# THE REQUEST
How many lines in the entries below contain "SCIENZA"? Answer with the number only.
-- begin --
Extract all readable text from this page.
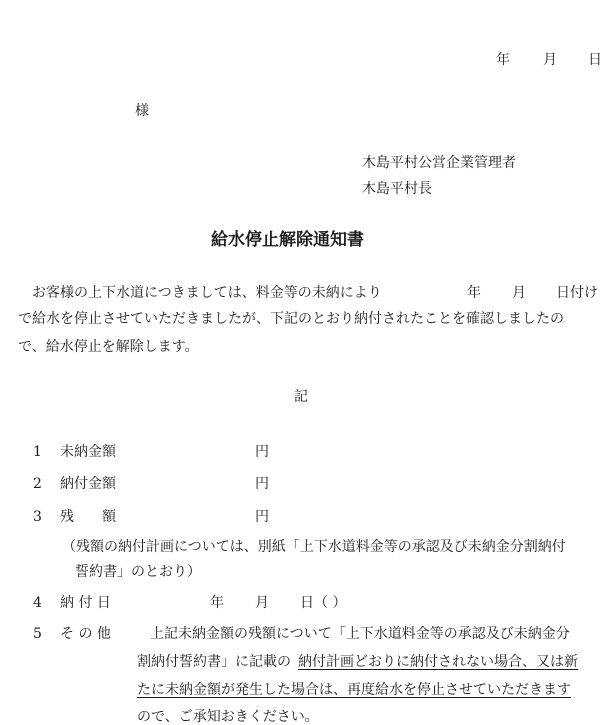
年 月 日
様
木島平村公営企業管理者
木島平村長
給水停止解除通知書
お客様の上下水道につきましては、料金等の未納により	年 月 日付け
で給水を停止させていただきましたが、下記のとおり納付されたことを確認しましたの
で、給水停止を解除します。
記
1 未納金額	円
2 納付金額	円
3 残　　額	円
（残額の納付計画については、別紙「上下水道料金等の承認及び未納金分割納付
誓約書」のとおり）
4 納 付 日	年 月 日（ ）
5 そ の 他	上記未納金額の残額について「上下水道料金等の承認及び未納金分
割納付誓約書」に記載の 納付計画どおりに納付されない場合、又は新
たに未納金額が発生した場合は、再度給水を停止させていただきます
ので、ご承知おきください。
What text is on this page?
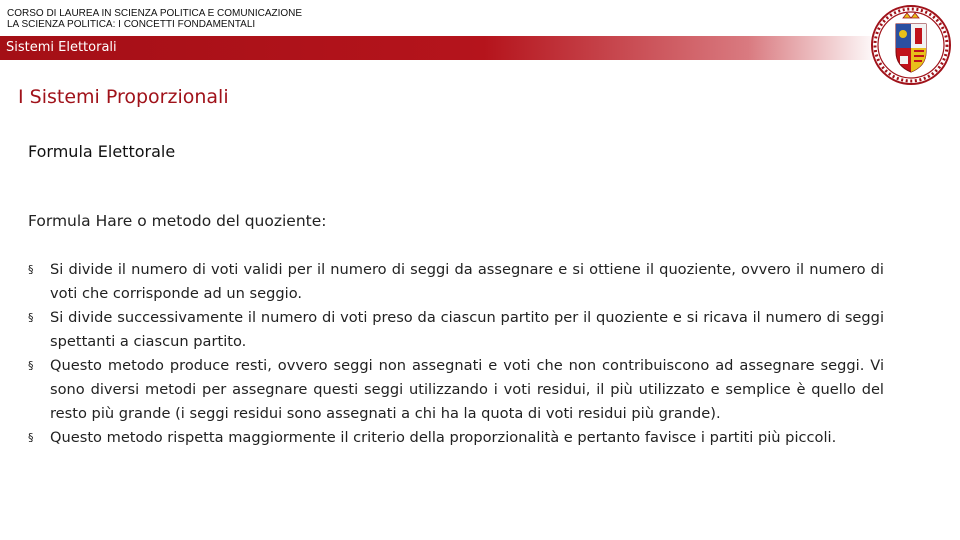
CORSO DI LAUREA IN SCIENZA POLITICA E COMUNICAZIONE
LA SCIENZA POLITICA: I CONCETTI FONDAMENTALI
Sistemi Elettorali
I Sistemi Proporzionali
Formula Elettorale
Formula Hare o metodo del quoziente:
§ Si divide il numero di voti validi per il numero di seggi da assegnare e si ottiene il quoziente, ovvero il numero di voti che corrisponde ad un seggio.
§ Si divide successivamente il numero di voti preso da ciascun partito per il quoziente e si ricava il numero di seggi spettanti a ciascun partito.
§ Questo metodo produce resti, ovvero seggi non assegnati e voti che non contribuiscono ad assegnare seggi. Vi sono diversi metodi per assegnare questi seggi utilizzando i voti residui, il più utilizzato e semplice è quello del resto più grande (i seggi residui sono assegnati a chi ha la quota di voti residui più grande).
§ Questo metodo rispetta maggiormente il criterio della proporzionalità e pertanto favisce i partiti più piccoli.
-- end --
# FULL RESPONSE
2